**PROBLEM DESCRIPTION**
The records that follow must be repeated verbatim, every one of them.

**DATA EXTRACT**

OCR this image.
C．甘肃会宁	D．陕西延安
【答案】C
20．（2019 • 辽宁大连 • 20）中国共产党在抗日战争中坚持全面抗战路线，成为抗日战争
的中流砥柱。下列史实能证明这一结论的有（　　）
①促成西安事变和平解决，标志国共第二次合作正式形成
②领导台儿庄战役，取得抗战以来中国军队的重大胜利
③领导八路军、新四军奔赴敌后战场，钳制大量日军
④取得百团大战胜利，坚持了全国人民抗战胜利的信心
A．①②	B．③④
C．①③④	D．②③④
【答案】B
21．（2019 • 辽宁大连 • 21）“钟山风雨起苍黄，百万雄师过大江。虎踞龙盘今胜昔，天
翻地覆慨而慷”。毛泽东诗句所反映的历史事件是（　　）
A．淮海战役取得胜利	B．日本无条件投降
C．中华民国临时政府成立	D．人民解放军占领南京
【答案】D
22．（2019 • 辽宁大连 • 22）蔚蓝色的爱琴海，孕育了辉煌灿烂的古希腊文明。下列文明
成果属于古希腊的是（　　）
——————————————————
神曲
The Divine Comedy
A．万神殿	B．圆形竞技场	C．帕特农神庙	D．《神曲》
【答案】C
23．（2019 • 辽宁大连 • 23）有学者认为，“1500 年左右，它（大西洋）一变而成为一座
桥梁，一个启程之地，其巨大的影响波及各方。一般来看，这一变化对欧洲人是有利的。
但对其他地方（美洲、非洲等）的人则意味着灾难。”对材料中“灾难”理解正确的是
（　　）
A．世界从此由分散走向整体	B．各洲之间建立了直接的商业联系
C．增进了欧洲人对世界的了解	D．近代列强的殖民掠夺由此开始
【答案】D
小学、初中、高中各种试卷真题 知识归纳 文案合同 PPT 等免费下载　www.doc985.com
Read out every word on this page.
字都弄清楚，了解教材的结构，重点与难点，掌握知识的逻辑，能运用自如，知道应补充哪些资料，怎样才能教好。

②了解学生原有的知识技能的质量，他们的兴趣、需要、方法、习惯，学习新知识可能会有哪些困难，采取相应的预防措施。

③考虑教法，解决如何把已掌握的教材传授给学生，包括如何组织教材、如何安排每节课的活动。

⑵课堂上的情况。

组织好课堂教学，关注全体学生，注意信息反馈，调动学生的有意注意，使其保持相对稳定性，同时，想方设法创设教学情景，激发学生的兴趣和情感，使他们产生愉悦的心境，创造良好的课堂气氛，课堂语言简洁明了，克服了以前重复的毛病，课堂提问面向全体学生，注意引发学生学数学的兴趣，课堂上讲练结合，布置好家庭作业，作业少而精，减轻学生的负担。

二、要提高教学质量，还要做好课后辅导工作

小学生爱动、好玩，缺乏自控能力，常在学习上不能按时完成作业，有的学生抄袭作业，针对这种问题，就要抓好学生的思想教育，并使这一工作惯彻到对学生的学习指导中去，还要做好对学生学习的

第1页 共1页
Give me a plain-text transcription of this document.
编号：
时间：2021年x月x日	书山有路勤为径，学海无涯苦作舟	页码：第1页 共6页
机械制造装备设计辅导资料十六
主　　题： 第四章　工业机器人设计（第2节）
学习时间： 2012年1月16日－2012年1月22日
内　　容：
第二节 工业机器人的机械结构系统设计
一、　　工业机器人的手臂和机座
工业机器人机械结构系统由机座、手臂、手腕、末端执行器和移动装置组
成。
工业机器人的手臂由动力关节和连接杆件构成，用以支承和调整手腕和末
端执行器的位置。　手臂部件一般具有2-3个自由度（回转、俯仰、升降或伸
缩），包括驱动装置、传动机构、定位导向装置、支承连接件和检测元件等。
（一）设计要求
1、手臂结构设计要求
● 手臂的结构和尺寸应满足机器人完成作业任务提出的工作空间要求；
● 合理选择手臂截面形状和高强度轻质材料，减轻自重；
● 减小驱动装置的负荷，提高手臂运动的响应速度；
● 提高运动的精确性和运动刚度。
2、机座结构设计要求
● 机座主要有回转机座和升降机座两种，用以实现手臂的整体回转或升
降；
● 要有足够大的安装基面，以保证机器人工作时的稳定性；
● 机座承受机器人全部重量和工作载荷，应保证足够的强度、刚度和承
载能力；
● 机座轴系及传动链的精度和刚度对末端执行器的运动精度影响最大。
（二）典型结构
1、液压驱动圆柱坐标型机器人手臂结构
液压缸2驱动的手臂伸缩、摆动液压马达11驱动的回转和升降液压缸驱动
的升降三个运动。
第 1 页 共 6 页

**SOLVED PROBLEM**
OCR this image.
C．甘肃会宁	D．陕西延安
【答案】C
20．（2019 • 辽宁大连 • 20）中国共产党在抗日战争中坚持全面抗战路线，成为抗日战争
的中流砥柱。下列史实能证明这一结论的有（　　）
①促成西安事变和平解决，标志国共第二次合作正式形成
②领导台儿庄战役，取得抗战以来中国军队的重大胜利
③领导八路军、新四军奔赴敌后战场，钳制大量日军
④取得百团大战胜利，坚持了全国人民抗战胜利的信心
A．①②	B．③④
C．①③④	D．②③④
【答案】B
21．（2019 • 辽宁大连 • 21）“钟山风雨起苍黄，百万雄师过大江。虎踞龙盘今胜昔，天
翻地覆慨而慷”。毛泽东诗句所反映的历史事件是（　　）
A．淮海战役取得胜利	B．日本无条件投降
C．中华民国临时政府成立	D．人民解放军占领南京
【答案】D
22．（2019 • 辽宁大连 • 22）蔚蓝色的爱琴海，孕育了辉煌灿烂的古希腊文明。下列文明
成果属于古希腊的是（　　）
——————————————————
神曲
The Divine Comedy
A．万神殿	B．圆形竞技场	C．帕特农神庙	D．《神曲》
【答案】C
23．（2019 • 辽宁大连 • 23）有学者认为，“1500 年左右，它（大西洋）一变而成为一座
桥梁，一个启程之地，其巨大的影响波及各方。一般来看，这一变化对欧洲人是有利的。
但对其他地方（美洲、非洲等）的人则意味着灾难。”对材料中“灾难”理解正确的是
（　　）
A．世界从此由分散走向整体	B．各洲之间建立了直接的商业联系
C．增进了欧洲人对世界的了解	D．近代列强的殖民掠夺由此开始
【答案】D
小学、初中、高中各种试卷真题 知识归纳 文案合同 PPT 等免费下载　www.doc985.com
Read out every word on this page.
字都弄清楚，了解教材的结构，重点与难点，掌握知识的逻辑，能运用自如，知道应补充哪些资料，怎样才能教好。

②了解学生原有的知识技能的质量，他们的兴趣、需要、方法、习惯，学习新知识可能会有哪些困难，采取相应的预防措施。

③考虑教法，解决如何把已掌握的教材传授给学生，包括如何组织教材、如何安排每节课的活动。

⑵课堂上的情况。

组织好课堂教学，关注全体学生，注意信息反馈，调动学生的有意注意，使其保持相对稳定性，同时，想方设法创设教学情景，激发学生的兴趣和情感，使他们产生愉悦的心境，创造良好的课堂气氛，课堂语言简洁明了，克服了以前重复的毛病，课堂提问面向全体学生，注意引发学生学数学的兴趣，课堂上讲练结合，布置好家庭作业，作业少而精，减轻学生的负担。

二、要提高教学质量，还要做好课后辅导工作

小学生爱动、好玩，缺乏自控能力，常在学习上不能按时完成作业，有的学生抄袭作业，针对这种问题，就要抓好学生的思想教育，并使这一工作惯彻到对学生的学习指导中去，还要做好对学生学习的

第1页 共1页
Give me a plain-text transcription of this document.
编号：
时间：2021年x月x日	书山有路勤为径，学海无涯苦作舟	页码：第1页 共6页
机械制造装备设计辅导资料十六
主　　题： 第四章　工业机器人设计（第2节）
学习时间： 2012年1月16日－2012年1月22日
内　　容：
第二节 工业机器人的机械结构系统设计
一、　　工业机器人的手臂和机座
工业机器人机械结构系统由机座、手臂、手腕、末端执行器和移动装置组
成。
工业机器人的手臂由动力关节和连接杆件构成，用以支承和调整手腕和末
端执行器的位置。　手臂部件一般具有2-3个自由度（回转、俯仰、升降或伸
缩），包括驱动装置、传动机构、定位导向装置、支承连接件和检测元件等。
（一）设计要求
1、手臂结构设计要求
● 手臂的结构和尺寸应满足机器人完成作业任务提出的工作空间要求；
● 合理选择手臂截面形状和高强度轻质材料，减轻自重；
● 减小驱动装置的负荷，提高手臂运动的响应速度；
● 提高运动的精确性和运动刚度。
2、机座结构设计要求
● 机座主要有回转机座和升降机座两种，用以实现手臂的整体回转或升
降；
● 要有足够大的安装基面，以保证机器人工作时的稳定性；
● 机座承受机器人全部重量和工作载荷，应保证足够的强度、刚度和承
载能力；
● 机座轴系及传动链的精度和刚度对末端执行器的运动精度影响最大。
（二）典型结构
1、液压驱动圆柱坐标型机器人手臂结构
液压缸2驱动的手臂伸缩、摆动液压马达11驱动的回转和升降液压缸驱动
的升降三个运动。
第 1 页 共 6 页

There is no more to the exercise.